> **Task statement**: Copy out the lines starting with the line that contains "orange banner: Take" and going on through the line that contains "panel: white intro [0,128,700,430]", keeping every character as it stands.

> **Material supplied**:
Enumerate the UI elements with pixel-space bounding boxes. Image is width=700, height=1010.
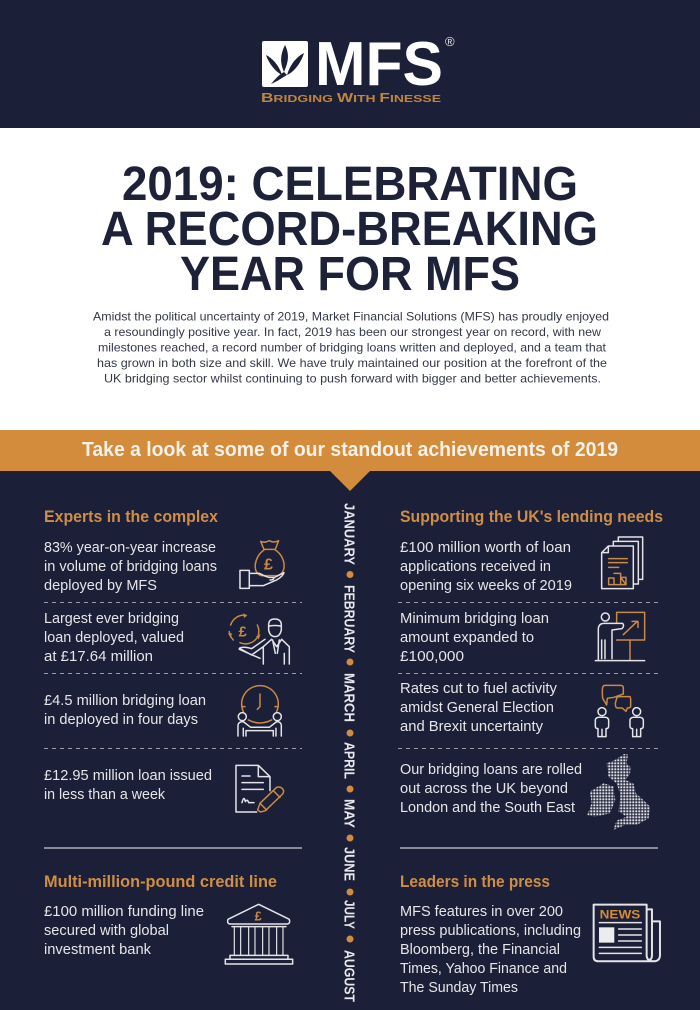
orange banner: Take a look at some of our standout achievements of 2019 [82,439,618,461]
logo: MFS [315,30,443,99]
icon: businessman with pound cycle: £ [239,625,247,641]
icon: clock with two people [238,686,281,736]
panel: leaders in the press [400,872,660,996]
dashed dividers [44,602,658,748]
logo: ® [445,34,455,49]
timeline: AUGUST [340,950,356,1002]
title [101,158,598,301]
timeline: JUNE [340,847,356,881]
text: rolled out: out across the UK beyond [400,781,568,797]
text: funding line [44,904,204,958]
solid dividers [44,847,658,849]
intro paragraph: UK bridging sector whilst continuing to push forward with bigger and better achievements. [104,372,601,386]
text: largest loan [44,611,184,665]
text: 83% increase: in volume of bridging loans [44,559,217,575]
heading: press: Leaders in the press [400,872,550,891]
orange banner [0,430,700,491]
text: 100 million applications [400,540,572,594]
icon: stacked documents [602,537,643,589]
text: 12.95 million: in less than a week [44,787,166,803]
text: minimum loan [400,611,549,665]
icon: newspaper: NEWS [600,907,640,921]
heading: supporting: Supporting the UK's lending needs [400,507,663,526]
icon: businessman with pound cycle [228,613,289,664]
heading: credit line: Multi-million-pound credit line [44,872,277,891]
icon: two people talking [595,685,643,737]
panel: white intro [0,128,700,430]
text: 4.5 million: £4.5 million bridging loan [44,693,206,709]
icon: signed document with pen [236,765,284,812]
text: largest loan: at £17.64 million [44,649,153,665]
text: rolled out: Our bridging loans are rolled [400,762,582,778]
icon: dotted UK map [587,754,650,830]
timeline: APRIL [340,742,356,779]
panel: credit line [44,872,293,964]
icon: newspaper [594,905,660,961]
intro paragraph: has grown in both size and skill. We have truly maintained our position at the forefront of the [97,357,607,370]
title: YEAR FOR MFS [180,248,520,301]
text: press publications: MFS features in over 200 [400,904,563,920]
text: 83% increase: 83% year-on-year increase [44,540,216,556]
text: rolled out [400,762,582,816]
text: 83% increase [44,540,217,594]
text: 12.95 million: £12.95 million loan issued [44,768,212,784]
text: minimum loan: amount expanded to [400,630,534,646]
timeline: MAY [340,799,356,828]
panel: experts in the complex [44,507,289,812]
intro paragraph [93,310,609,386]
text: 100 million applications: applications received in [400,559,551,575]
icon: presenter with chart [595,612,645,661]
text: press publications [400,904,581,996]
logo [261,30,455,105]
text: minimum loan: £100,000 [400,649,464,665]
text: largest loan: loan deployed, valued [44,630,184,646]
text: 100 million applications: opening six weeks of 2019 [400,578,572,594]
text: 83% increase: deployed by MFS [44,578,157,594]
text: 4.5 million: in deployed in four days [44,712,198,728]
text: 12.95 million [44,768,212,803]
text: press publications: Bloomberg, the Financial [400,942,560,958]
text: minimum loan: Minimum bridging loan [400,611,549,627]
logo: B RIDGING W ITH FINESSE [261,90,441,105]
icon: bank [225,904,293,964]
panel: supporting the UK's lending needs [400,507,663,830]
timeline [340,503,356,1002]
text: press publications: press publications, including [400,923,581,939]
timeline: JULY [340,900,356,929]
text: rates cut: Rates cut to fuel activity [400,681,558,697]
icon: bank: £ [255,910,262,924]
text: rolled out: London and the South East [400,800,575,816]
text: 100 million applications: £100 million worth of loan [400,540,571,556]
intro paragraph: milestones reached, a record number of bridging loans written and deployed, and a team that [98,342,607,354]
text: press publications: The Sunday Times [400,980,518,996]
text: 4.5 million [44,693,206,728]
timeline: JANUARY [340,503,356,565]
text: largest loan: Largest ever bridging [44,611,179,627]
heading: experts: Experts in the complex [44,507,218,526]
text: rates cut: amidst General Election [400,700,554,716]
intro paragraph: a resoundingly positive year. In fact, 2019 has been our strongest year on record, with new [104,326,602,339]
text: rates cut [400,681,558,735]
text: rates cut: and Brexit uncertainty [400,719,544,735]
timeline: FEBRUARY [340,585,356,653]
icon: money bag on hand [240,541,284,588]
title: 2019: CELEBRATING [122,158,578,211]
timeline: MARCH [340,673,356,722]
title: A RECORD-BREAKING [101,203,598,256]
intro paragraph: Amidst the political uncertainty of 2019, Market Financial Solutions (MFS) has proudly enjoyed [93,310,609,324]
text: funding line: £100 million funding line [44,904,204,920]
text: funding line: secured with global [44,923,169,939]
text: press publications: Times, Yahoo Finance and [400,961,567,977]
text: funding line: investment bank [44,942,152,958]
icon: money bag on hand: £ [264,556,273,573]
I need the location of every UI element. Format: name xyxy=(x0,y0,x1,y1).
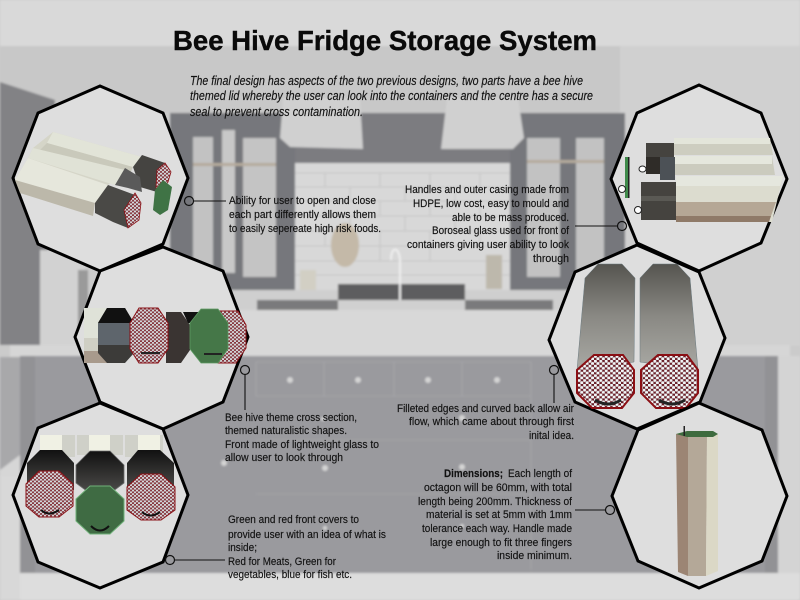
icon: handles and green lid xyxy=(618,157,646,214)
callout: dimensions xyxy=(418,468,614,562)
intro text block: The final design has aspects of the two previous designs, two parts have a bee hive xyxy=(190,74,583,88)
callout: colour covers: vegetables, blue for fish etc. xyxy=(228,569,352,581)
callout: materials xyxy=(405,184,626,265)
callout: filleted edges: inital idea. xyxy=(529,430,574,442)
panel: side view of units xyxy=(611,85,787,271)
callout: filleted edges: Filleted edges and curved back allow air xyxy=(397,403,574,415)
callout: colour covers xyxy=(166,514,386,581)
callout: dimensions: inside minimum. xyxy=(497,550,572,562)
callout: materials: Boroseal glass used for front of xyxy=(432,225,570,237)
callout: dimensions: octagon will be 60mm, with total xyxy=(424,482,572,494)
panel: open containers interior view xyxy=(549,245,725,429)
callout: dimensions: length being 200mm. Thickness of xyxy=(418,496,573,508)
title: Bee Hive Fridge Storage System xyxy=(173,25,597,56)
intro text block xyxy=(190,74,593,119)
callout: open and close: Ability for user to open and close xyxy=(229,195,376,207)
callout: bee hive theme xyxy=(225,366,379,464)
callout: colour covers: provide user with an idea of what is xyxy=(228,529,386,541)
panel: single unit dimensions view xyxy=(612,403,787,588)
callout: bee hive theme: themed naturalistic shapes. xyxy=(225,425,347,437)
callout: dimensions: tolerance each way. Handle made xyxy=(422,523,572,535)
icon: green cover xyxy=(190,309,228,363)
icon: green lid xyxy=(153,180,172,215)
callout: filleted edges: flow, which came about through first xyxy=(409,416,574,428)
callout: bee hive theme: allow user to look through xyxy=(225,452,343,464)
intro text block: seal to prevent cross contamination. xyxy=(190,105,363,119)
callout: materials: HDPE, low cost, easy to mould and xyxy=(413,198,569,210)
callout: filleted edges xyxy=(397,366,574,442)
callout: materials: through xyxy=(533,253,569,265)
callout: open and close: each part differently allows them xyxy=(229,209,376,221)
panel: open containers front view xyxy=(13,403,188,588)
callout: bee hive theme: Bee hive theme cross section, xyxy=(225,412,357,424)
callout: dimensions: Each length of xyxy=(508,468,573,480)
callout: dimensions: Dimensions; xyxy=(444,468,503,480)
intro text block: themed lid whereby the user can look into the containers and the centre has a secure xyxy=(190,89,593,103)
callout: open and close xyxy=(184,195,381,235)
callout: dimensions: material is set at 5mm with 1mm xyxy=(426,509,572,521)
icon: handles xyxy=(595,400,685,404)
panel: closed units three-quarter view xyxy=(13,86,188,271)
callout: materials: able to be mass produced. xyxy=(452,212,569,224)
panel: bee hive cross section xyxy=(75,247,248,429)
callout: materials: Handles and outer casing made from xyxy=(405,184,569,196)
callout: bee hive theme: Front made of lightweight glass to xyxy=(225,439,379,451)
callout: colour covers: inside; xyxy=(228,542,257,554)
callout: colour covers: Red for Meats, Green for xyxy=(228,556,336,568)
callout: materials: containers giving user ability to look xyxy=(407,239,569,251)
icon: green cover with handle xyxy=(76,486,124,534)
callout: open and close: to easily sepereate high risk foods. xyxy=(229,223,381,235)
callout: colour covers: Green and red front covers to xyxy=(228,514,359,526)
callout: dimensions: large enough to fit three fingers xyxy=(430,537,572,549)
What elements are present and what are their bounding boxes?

> **Result of the task**:
orange banner: Take a look at some of our standout achievements of 2019 [82,439,618,461]
logo: MFS [315,30,443,99]
icon: businessman with pound cycle: £ [239,625,247,641]
icon: clock with two people [238,686,281,736]
panel: leaders in the press [400,872,660,996]
dashed dividers [44,602,658,748]
logo: ® [445,34,455,49]
timeline: AUGUST [340,950,356,1002]
title [101,158,598,301]
timeline: JUNE [340,847,356,881]
text: rolled out: out across the UK beyond [400,781,568,797]
text: funding line [44,904,204,958]
solid dividers [44,847,658,849]
intro paragraph: UK bridging sector whilst continuing to push forward with bigger and better achievements. [104,372,601,386]
text: largest loan [44,611,184,665]
text: 83% increase: in volume of bridging loans [44,559,217,575]
heading: press: Leaders in the press [400,872,550,891]
orange banner [0,430,700,491]
text: 100 million applications [400,540,572,594]
icon: stacked documents [602,537,643,589]
text: 12.95 million: in less than a week [44,787,166,803]
text: minimum loan [400,611,549,665]
icon: newspaper: NEWS [600,907,640,921]
heading: supporting: Supporting the UK's lending needs [400,507,663,526]
icon: businessman with pound cycle [228,613,289,664]
heading: credit line: Multi-million-pound credit line [44,872,277,891]
icon: two people talking [595,685,643,737]
panel: white intro [0,128,700,430]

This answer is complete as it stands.